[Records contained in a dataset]

[start]

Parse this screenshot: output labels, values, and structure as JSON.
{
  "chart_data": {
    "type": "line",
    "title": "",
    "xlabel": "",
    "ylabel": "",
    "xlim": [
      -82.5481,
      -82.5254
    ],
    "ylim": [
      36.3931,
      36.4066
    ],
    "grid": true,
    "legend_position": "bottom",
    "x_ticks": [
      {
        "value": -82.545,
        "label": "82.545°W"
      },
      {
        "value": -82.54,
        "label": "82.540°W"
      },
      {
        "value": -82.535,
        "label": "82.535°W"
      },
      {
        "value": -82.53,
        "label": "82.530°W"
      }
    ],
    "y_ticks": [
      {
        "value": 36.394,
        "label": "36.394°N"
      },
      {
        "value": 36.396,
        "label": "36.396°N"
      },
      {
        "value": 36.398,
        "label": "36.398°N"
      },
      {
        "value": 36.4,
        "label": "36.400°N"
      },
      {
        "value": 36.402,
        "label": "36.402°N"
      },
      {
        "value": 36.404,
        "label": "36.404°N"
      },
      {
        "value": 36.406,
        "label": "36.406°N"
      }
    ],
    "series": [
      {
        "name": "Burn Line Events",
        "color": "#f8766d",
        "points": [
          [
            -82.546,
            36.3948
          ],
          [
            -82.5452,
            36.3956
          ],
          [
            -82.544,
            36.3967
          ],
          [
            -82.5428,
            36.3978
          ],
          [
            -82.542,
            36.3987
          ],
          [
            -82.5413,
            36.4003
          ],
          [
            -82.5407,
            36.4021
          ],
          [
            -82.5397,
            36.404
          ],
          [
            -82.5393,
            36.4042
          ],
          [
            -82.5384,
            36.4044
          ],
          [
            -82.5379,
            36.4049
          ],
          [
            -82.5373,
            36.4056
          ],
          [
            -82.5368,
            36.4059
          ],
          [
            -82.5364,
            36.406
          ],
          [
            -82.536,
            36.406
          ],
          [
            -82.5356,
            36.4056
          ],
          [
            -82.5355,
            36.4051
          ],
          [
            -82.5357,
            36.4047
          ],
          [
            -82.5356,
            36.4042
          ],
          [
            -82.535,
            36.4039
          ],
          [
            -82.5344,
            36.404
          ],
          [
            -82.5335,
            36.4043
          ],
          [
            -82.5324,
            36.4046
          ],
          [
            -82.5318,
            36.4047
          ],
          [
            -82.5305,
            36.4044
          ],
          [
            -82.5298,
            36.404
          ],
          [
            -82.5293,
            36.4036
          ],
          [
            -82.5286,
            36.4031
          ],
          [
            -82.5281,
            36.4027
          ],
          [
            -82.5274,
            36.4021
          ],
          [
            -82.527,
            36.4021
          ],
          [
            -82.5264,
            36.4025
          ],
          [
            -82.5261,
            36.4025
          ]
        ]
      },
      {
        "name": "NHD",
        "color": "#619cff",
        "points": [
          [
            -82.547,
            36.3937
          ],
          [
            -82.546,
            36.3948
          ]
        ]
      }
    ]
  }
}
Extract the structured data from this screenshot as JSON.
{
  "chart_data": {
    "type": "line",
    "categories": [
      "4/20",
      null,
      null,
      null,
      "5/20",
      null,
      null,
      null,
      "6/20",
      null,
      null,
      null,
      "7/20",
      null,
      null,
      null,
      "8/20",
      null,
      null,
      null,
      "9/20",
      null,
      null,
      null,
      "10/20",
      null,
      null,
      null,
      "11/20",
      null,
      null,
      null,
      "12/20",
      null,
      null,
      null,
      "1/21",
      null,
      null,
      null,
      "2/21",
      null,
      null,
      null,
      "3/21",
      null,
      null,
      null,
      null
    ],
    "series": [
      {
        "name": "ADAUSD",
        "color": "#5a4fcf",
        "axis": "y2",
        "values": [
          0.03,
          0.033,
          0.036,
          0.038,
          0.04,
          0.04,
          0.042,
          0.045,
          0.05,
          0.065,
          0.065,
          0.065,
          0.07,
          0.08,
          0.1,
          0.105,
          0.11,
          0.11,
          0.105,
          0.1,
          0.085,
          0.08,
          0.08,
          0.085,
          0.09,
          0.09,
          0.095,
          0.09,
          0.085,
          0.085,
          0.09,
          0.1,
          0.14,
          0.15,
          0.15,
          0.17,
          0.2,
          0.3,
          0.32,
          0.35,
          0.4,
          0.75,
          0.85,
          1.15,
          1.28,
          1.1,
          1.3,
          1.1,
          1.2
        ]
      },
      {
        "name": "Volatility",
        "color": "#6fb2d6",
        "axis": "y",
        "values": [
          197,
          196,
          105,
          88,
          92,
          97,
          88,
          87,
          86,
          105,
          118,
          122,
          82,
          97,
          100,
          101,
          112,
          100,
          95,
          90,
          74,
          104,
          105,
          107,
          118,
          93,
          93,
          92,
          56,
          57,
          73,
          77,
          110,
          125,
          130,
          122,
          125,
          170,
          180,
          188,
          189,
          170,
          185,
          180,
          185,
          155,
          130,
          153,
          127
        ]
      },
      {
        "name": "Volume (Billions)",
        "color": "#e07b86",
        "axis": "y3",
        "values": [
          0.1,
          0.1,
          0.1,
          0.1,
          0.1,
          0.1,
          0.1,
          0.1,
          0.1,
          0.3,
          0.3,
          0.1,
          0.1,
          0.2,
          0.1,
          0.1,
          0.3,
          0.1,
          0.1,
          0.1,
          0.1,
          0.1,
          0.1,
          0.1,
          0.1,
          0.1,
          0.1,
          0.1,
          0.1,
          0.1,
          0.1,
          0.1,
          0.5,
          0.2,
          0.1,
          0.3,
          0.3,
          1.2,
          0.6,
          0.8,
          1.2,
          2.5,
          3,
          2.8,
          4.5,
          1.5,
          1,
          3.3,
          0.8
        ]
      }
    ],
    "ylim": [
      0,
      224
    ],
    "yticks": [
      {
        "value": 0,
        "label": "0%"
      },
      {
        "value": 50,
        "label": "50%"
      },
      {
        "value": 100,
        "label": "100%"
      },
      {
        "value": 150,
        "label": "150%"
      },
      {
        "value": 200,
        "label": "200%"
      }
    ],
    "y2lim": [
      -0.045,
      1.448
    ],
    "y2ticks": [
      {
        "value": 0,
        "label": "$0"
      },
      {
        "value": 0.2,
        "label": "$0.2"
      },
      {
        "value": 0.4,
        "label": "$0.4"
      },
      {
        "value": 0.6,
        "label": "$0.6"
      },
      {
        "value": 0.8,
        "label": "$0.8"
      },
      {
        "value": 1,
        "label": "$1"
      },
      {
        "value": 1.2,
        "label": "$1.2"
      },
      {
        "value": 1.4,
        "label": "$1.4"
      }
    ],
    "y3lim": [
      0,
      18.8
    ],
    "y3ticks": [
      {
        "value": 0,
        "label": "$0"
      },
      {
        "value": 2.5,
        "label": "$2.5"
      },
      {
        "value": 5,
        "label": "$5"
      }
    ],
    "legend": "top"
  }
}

[end]

Write the whole listing out again. Keep every line exactly as it is.

Parse this screenshot: output labels, values, and structure as JSON.
{
  "chart_data": {
    "type": "line",
    "title": "",
    "xlabel": "",
    "ylabel": "",
    "xlim": [
      -82.5481,
      -82.5254
    ],
    "ylim": [
      36.3931,
      36.4066
    ],
    "grid": true,
    "legend_position": "bottom",
    "x_ticks": [
      {
        "value": -82.545,
        "label": "82.545°W"
      },
      {
        "value": -82.54,
        "label": "82.540°W"
      },
      {
        "value": -82.535,
        "label": "82.535°W"
      },
      {
        "value": -82.53,
        "label": "82.530°W"
      }
    ],
    "y_ticks": [
      {
        "value": 36.394,
        "label": "36.394°N"
      },
      {
        "value": 36.396,
        "label": "36.396°N"
      },
      {
        "value": 36.398,
        "label": "36.398°N"
      },
      {
        "value": 36.4,
        "label": "36.400°N"
      },
      {
        "value": 36.402,
        "label": "36.402°N"
      },
      {
        "value": 36.404,
        "label": "36.404°N"
      },
      {
        "value": 36.406,
        "label": "36.406°N"
      }
    ],
    "series": [
      {
        "name": "Burn Line Events",
        "color": "#f8766d",
        "points": [
          [
            -82.546,
            36.3948
          ],
          [
            -82.5452,
            36.3956
          ],
          [
            -82.544,
            36.3967
          ],
          [
            -82.5428,
            36.3978
          ],
          [
            -82.542,
            36.3987
          ],
          [
            -82.5413,
            36.4003
          ],
          [
            -82.5407,
            36.4021
          ],
          [
            -82.5397,
            36.404
          ],
          [
            -82.5393,
            36.4042
          ],
          [
            -82.5384,
            36.4044
          ],
          [
            -82.5379,
            36.4049
          ],
          [
            -82.5373,
            36.4056
          ],
          [
            -82.5368,
            36.4059
          ],
          [
            -82.5364,
            36.406
          ],
          [
            -82.536,
            36.406
          ],
          [
            -82.5356,
            36.4056
          ],
          [
            -82.5355,
            36.4051
          ],
          [
            -82.5357,
            36.4047
          ],
          [
            -82.5356,
            36.4042
          ],
          [
            -82.535,
            36.4039
          ],
          [
            -82.5344,
            36.404
          ],
          [
            -82.5335,
            36.4043
          ],
          [
            -82.5324,
            36.4046
          ],
          [
            -82.5318,
            36.4047
          ],
          [
            -82.5305,
            36.4044
          ],
          [
            -82.5298,
            36.404
          ],
          [
            -82.5293,
            36.4036
          ],
          [
            -82.5286,
            36.4031
          ],
          [
            -82.5281,
            36.4027
          ],
          [
            -82.5274,
            36.4021
          ],
          [
            -82.527,
            36.4021
          ],
          [
            -82.5264,
            36.4025
          ],
          [
            -82.5261,
            36.4025
          ]
        ]
      },
      {
        "name": "NHD",
        "color": "#619cff",
        "points": [
          [
            -82.547,
            36.3937
          ],
          [
            -82.546,
            36.3948
          ]
        ]
      }
    ]
  }
}
Extract the structured data from this screenshot as JSON.
{
  "chart_data": {
    "type": "line",
    "categories": [
      "4/20",
      null,
      null,
      null,
      "5/20",
      null,
      null,
      null,
      "6/20",
      null,
      null,
      null,
      "7/20",
      null,
      null,
      null,
      "8/20",
      null,
      null,
      null,
      "9/20",
      null,
      null,
      null,
      "10/20",
      null,
      null,
      null,
      "11/20",
      null,
      null,
      null,
      "12/20",
      null,
      null,
      null,
      "1/21",
      null,
      null,
      null,
      "2/21",
      null,
      null,
      null,
      "3/21",
      null,
      null,
      null,
      null
    ],
    "series": [
      {
        "name": "ADAUSD",
        "color": "#5a4fcf",
        "axis": "y2",
        "values": [
          0.03,
          0.033,
          0.036,
          0.038,
          0.04,
          0.04,
          0.042,
          0.045,
          0.05,
          0.065,
          0.065,
          0.065,
          0.07,
          0.08,
          0.1,
          0.105,
          0.11,
          0.11,
          0.105,
          0.1,
          0.085,
          0.08,
          0.08,
          0.085,
          0.09,
          0.09,
          0.095,
          0.09,
          0.085,
          0.085,
          0.09,
          0.1,
          0.14,
          0.15,
          0.15,
          0.17,
          0.2,
          0.3,
          0.32,
          0.35,
          0.4,
          0.75,
          0.85,
          1.15,
          1.28,
          1.1,
          1.3,
          1.1,
          1.2
        ]
      },
      {
        "name": "Volatility",
        "color": "#6fb2d6",
        "axis": "y",
        "values": [
          197,
          196,
          105,
          88,
          92,
          97,
          88,
          87,
          86,
          105,
          118,
          122,
          82,
          97,
          100,
          101,
          112,
          100,
          95,
          90,
          74,
          104,
          105,
          107,
          118,
          93,
          93,
          92,
          56,
          57,
          73,
          77,
          110,
          125,
          130,
          122,
          125,
          170,
          180,
          188,
          189,
          170,
          185,
          180,
          185,
          155,
          130,
          153,
          127
        ]
      },
      {
        "name": "Volume (Billions)",
        "color": "#e07b86",
        "axis": "y3",
        "values": [
          0.1,
          0.1,
          0.1,
          0.1,
          0.1,
          0.1,
          0.1,
          0.1,
          0.1,
          0.3,
          0.3,
          0.1,
          0.1,
          0.2,
          0.1,
          0.1,
          0.3,
          0.1,
          0.1,
          0.1,
          0.1,
          0.1,
          0.1,
          0.1,
          0.1,
          0.1,
          0.1,
          0.1,
          0.1,
          0.1,
          0.1,
          0.1,
          0.5,
          0.2,
          0.1,
          0.3,
          0.3,
          1.2,
          0.6,
          0.8,
          1.2,
          2.5,
          3,
          2.8,
          4.5,
          1.5,
          1,
          3.3,
          0.8
        ]
      }
    ],
    "ylim": [
      0,
      224
    ],
    "yticks": [
      {
        "value": 0,
        "label": "0%"
      },
      {
        "value": 50,
        "label": "50%"
      },
      {
        "value": 100,
        "label": "100%"
      },
      {
        "value": 150,
        "label": "150%"
      },
      {
        "value": 200,
        "label": "200%"
      }
    ],
    "y2lim": [
      -0.045,
      1.448
    ],
    "y2ticks": [
      {
        "value": 0,
        "label": "$0"
      },
      {
        "value": 0.2,
        "label": "$0.2"
      },
      {
        "value": 0.4,
        "label": "$0.4"
      },
      {
        "value": 0.6,
        "label": "$0.6"
      },
      {
        "value": 0.8,
        "label": "$0.8"
      },
      {
        "value": 1,
        "label": "$1"
      },
      {
        "value": 1.2,
        "label": "$1.2"
      },
      {
        "value": 1.4,
        "label": "$1.4"
      }
    ],
    "y3lim": [
      0,
      18.8
    ],
    "y3ticks": [
      {
        "value": 0,
        "label": "$0"
      },
      {
        "value": 2.5,
        "label": "$2.5"
      },
      {
        "value": 5,
        "label": "$5"
      }
    ],
    "legend": "top"
  }
}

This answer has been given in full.